**What is expected**
Read the lines that follow and pick out every one containing the word "have".

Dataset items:
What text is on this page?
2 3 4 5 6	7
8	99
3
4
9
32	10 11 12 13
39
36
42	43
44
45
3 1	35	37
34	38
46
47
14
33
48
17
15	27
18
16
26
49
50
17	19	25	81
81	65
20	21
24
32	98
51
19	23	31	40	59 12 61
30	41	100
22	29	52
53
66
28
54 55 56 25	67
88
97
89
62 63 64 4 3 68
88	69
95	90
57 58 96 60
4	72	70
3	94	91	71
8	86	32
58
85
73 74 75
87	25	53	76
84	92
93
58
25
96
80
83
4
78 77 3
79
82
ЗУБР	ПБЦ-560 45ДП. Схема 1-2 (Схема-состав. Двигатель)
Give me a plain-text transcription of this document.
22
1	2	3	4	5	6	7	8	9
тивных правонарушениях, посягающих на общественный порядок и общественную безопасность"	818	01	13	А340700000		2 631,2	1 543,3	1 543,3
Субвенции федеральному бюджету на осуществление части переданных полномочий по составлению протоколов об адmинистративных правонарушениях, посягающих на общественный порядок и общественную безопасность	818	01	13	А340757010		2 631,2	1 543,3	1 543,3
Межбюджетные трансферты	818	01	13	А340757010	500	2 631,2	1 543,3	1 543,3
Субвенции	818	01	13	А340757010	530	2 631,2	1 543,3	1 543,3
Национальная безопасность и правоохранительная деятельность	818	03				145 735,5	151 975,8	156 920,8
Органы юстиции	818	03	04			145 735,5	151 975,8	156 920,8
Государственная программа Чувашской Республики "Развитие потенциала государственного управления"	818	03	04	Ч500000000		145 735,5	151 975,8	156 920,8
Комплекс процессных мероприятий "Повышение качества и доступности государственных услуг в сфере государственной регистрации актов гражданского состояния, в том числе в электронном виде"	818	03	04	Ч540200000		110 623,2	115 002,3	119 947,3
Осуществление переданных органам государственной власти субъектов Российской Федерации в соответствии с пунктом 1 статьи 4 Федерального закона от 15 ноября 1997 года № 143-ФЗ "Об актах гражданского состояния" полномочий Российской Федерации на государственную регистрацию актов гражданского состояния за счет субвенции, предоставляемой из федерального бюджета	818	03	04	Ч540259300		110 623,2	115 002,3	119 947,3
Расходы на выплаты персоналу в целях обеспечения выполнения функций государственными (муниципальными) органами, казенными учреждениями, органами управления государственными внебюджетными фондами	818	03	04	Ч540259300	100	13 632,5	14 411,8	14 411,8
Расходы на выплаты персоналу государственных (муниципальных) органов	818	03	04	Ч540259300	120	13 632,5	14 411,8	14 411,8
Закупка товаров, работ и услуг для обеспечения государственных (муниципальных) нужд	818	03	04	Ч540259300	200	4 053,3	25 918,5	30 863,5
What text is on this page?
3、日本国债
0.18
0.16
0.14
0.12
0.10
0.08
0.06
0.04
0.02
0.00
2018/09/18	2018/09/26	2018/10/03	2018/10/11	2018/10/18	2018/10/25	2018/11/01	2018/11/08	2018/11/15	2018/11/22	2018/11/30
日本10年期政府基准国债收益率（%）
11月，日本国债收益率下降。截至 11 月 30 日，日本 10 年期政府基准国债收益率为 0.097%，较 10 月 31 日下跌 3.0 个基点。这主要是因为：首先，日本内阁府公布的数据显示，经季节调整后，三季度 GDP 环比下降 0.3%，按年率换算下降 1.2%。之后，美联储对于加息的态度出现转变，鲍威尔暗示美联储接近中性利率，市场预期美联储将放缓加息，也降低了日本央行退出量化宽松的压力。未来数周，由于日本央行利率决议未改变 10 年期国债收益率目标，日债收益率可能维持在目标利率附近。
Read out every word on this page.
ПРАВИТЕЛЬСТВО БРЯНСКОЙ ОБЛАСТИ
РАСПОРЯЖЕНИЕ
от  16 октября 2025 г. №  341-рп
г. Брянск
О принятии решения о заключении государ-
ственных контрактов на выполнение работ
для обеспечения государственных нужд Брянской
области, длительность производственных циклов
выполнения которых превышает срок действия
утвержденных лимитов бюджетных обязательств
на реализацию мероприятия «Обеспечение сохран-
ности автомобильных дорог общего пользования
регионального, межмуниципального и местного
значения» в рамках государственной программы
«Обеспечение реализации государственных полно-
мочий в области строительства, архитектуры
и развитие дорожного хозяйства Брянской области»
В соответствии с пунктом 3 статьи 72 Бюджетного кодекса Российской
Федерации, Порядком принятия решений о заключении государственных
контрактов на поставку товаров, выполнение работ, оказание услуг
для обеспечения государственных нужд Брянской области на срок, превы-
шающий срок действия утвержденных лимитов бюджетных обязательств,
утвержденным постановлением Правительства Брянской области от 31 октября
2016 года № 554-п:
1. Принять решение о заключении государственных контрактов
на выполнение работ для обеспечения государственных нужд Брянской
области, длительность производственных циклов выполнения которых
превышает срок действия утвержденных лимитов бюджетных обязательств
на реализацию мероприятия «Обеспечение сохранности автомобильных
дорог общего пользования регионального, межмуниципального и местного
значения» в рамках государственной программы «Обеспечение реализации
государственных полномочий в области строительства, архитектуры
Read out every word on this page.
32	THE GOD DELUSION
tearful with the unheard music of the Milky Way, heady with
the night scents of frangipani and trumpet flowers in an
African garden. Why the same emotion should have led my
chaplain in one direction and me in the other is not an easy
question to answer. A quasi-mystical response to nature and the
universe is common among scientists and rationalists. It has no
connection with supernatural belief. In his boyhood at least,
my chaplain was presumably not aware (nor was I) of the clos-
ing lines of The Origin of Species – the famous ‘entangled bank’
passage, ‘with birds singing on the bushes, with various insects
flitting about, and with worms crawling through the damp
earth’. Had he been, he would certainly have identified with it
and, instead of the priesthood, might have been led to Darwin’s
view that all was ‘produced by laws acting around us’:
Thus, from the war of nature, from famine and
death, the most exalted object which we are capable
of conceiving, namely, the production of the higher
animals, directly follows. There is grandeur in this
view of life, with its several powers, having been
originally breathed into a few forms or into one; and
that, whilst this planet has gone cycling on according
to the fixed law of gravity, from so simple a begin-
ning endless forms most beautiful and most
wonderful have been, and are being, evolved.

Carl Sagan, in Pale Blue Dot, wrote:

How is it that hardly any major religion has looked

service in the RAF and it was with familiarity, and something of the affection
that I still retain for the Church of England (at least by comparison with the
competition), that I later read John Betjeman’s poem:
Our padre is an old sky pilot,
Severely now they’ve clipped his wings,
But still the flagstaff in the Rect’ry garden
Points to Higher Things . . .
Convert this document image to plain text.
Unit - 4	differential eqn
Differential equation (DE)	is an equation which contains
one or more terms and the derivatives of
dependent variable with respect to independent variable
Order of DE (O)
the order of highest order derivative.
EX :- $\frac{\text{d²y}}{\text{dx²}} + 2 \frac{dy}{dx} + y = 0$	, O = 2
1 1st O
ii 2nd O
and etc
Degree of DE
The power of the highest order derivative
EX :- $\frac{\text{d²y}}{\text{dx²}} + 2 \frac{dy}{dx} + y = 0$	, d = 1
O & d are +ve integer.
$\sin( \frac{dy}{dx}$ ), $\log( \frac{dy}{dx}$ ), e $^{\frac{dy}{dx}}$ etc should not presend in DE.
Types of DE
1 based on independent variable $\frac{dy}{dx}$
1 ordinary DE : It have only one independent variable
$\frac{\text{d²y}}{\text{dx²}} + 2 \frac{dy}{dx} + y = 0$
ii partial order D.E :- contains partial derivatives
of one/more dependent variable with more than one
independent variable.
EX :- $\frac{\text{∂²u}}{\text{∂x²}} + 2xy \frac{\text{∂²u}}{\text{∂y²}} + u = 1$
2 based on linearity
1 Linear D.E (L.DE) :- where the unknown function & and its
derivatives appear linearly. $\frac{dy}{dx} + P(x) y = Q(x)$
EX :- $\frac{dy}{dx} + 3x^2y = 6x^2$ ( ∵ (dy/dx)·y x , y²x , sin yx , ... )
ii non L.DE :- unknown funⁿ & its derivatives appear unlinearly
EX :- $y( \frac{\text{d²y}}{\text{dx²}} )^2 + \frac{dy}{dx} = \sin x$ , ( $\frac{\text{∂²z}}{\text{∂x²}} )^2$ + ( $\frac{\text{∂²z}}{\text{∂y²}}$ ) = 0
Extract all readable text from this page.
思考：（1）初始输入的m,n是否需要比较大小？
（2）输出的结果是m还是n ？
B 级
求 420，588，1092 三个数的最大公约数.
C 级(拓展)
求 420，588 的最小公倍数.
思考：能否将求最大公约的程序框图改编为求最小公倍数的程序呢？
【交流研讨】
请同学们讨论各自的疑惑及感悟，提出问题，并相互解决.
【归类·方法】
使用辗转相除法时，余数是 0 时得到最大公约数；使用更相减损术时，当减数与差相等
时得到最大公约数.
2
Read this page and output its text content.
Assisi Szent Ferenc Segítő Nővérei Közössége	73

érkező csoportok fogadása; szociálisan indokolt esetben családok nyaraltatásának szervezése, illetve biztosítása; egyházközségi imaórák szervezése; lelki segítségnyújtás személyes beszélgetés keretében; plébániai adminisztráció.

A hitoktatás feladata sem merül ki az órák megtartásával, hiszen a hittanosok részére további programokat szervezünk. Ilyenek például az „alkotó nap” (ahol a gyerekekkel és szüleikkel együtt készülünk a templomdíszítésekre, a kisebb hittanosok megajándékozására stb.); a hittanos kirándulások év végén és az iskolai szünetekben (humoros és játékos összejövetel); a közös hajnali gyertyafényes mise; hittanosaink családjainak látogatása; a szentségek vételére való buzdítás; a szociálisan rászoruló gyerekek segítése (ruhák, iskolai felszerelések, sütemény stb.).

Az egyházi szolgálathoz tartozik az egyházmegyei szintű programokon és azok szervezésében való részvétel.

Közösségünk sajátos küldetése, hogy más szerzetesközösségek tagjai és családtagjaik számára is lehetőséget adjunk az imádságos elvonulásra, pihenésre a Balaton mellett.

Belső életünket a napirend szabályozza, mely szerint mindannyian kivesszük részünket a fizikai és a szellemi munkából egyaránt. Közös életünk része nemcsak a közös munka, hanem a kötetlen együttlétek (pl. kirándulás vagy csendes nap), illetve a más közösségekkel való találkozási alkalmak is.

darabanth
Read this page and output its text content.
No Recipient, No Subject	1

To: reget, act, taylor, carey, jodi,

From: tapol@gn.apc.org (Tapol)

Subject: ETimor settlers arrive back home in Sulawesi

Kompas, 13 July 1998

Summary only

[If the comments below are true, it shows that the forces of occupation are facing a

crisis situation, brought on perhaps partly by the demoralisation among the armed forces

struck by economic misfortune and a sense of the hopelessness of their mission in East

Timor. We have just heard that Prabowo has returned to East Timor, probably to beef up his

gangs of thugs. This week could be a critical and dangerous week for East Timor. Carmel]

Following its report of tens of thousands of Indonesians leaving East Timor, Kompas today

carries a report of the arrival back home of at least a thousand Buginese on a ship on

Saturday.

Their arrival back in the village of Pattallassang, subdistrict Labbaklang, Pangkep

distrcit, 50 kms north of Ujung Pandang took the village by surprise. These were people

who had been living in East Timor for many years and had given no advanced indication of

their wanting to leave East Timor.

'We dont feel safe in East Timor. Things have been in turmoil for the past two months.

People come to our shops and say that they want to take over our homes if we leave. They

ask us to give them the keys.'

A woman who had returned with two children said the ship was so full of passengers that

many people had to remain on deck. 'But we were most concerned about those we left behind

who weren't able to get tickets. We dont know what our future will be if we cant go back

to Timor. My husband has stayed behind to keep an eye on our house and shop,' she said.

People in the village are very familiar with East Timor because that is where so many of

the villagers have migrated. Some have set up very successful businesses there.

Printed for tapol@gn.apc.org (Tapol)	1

**Result for this exercise**
African garden. Why the same emotion should have led my
earth’. Had he been, he would certainly have identified with it
and, instead of the priesthood, might have been led to Darwin’s
wonderful have been, and are being, evolved.
1 ordinary DE : It have only one independent variable
Timor. We have just heard that Prabowo has returned to East Timor, probably to beef up his
'We dont feel safe in East Timor. Things have been in turmoil for the past two months.
the villagers have migrated. Some have set up very successful businesses there.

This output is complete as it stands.